Dataset entries on figures:
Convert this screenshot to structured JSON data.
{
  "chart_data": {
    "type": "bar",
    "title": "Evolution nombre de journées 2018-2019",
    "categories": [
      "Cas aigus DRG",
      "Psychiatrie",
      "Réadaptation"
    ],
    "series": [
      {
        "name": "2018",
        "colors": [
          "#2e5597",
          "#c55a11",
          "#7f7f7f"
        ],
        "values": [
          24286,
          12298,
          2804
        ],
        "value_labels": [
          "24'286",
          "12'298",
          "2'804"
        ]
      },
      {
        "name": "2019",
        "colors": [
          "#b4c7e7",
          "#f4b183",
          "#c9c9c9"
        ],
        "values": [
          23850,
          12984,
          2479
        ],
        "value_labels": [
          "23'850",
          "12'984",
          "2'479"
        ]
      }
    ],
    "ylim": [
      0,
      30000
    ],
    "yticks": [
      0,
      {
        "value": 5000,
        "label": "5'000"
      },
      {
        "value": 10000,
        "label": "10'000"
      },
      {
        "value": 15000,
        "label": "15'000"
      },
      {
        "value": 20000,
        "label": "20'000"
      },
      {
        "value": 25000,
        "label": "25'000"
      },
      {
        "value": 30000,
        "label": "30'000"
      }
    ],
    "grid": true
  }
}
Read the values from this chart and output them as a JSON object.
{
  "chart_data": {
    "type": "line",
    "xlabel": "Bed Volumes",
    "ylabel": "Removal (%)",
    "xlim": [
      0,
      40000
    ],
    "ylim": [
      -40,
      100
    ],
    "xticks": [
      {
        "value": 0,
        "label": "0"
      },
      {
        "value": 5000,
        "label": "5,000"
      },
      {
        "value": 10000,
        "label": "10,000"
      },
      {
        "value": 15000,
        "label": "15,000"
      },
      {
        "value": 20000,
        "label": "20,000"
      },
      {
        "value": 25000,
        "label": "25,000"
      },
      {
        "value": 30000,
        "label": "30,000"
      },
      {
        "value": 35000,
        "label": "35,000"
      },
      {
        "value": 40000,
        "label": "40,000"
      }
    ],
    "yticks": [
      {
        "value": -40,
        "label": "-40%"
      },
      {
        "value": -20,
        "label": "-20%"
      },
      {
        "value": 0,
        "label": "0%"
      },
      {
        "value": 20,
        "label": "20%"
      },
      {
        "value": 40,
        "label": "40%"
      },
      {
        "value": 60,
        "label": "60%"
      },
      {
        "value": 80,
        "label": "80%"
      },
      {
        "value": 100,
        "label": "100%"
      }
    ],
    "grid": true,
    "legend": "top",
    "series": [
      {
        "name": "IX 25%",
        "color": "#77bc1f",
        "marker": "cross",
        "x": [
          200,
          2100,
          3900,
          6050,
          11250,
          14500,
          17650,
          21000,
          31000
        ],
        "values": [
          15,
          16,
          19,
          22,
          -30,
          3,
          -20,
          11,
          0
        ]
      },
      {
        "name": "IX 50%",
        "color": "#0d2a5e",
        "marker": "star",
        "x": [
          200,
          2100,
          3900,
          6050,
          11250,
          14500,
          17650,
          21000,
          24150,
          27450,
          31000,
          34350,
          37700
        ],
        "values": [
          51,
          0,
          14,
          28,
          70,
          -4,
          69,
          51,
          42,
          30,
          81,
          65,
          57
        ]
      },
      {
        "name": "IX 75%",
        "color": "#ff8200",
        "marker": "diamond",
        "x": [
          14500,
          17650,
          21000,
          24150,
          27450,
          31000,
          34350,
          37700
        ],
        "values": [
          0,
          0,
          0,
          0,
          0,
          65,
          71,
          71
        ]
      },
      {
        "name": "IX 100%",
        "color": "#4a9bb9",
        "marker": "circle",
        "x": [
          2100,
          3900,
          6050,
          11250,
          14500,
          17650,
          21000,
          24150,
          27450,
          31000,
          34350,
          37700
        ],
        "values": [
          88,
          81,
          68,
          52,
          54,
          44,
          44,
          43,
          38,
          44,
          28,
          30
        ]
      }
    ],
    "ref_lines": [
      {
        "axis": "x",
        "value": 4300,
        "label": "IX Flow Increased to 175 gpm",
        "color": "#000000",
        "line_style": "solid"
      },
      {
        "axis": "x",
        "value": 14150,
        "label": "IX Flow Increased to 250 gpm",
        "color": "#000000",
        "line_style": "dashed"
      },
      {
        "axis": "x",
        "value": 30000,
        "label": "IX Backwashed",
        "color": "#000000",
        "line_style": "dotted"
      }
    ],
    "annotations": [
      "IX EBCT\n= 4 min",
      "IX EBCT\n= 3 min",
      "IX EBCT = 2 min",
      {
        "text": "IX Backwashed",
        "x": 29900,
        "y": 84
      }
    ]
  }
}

§ **Exercise aim**: Using the material above, print every entry exactly as written.

§ **The output**:
Convert this screenshot to structured JSON data.
{
  "chart_data": {
    "type": "bar",
    "title": "Evolution nombre de journées 2018-2019",
    "categories": [
      "Cas aigus DRG",
      "Psychiatrie",
      "Réadaptation"
    ],
    "series": [
      {
        "name": "2018",
        "colors": [
          "#2e5597",
          "#c55a11",
          "#7f7f7f"
        ],
        "values": [
          24286,
          12298,
          2804
        ],
        "value_labels": [
          "24'286",
          "12'298",
          "2'804"
        ]
      },
      {
        "name": "2019",
        "colors": [
          "#b4c7e7",
          "#f4b183",
          "#c9c9c9"
        ],
        "values": [
          23850,
          12984,
          2479
        ],
        "value_labels": [
          "23'850",
          "12'984",
          "2'479"
        ]
      }
    ],
    "ylim": [
      0,
      30000
    ],
    "yticks": [
      0,
      {
        "value": 5000,
        "label": "5'000"
      },
      {
        "value": 10000,
        "label": "10'000"
      },
      {
        "value": 15000,
        "label": "15'000"
      },
      {
        "value": 20000,
        "label": "20'000"
      },
      {
        "value": 25000,
        "label": "25'000"
      },
      {
        "value": 30000,
        "label": "30'000"
      }
    ],
    "grid": true
  }
}
Read the values from this chart and output them as a JSON object.
{
  "chart_data": {
    "type": "line",
    "xlabel": "Bed Volumes",
    "ylabel": "Removal (%)",
    "xlim": [
      0,
      40000
    ],
    "ylim": [
      -40,
      100
    ],
    "xticks": [
      {
        "value": 0,
        "label": "0"
      },
      {
        "value": 5000,
        "label": "5,000"
      },
      {
        "value": 10000,
        "label": "10,000"
      },
      {
        "value": 15000,
        "label": "15,000"
      },
      {
        "value": 20000,
        "label": "20,000"
      },
      {
        "value": 25000,
        "label": "25,000"
      },
      {
        "value": 30000,
        "label": "30,000"
      },
      {
        "value": 35000,
        "label": "35,000"
      },
      {
        "value": 40000,
        "label": "40,000"
      }
    ],
    "yticks": [
      {
        "value": -40,
        "label": "-40%"
      },
      {
        "value": -20,
        "label": "-20%"
      },
      {
        "value": 0,
        "label": "0%"
      },
      {
        "value": 20,
        "label": "20%"
      },
      {
        "value": 40,
        "label": "40%"
      },
      {
        "value": 60,
        "label": "60%"
      },
      {
        "value": 80,
        "label": "80%"
      },
      {
        "value": 100,
        "label": "100%"
      }
    ],
    "grid": true,
    "legend": "top",
    "series": [
      {
        "name": "IX 25%",
        "color": "#77bc1f",
        "marker": "cross",
        "x": [
          200,
          2100,
          3900,
          6050,
          11250,
          14500,
          17650,
          21000,
          31000
        ],
        "values": [
          15,
          16,
          19,
          22,
          -30,
          3,
          -20,
          11,
          0
        ]
      },
      {
        "name": "IX 50%",
        "color": "#0d2a5e",
        "marker": "star",
        "x": [
          200,
          2100,
          3900,
          6050,
          11250,
          14500,
          17650,
          21000,
          24150,
          27450,
          31000,
          34350,
          37700
        ],
        "values": [
          51,
          0,
          14,
          28,
          70,
          -4,
          69,
          51,
          42,
          30,
          81,
          65,
          57
        ]
      },
      {
        "name": "IX 75%",
        "color": "#ff8200",
        "marker": "diamond",
        "x": [
          14500,
          17650,
          21000,
          24150,
          27450,
          31000,
          34350,
          37700
        ],
        "values": [
          0,
          0,
          0,
          0,
          0,
          65,
          71,
          71
        ]
      },
      {
        "name": "IX 100%",
        "color": "#4a9bb9",
        "marker": "circle",
        "x": [
          2100,
          3900,
          6050,
          11250,
          14500,
          17650,
          21000,
          24150,
          27450,
          31000,
          34350,
          37700
        ],
        "values": [
          88,
          81,
          68,
          52,
          54,
          44,
          44,
          43,
          38,
          44,
          28,
          30
        ]
      }
    ],
    "ref_lines": [
      {
        "axis": "x",
        "value": 4300,
        "label": "IX Flow Increased to 175 gpm",
        "color": "#000000",
        "line_style": "solid"
      },
      {
        "axis": "x",
        "value": 14150,
        "label": "IX Flow Increased to 250 gpm",
        "color": "#000000",
        "line_style": "dashed"
      },
      {
        "axis": "x",
        "value": 30000,
        "label": "IX Backwashed",
        "color": "#000000",
        "line_style": "dotted"
      }
    ],
    "annotations": [
      "IX EBCT\n= 4 min",
      "IX EBCT\n= 3 min",
      "IX EBCT = 2 min",
      {
        "text": "IX Backwashed",
        "x": 29900,
        "y": 84
      }
    ]
  }
}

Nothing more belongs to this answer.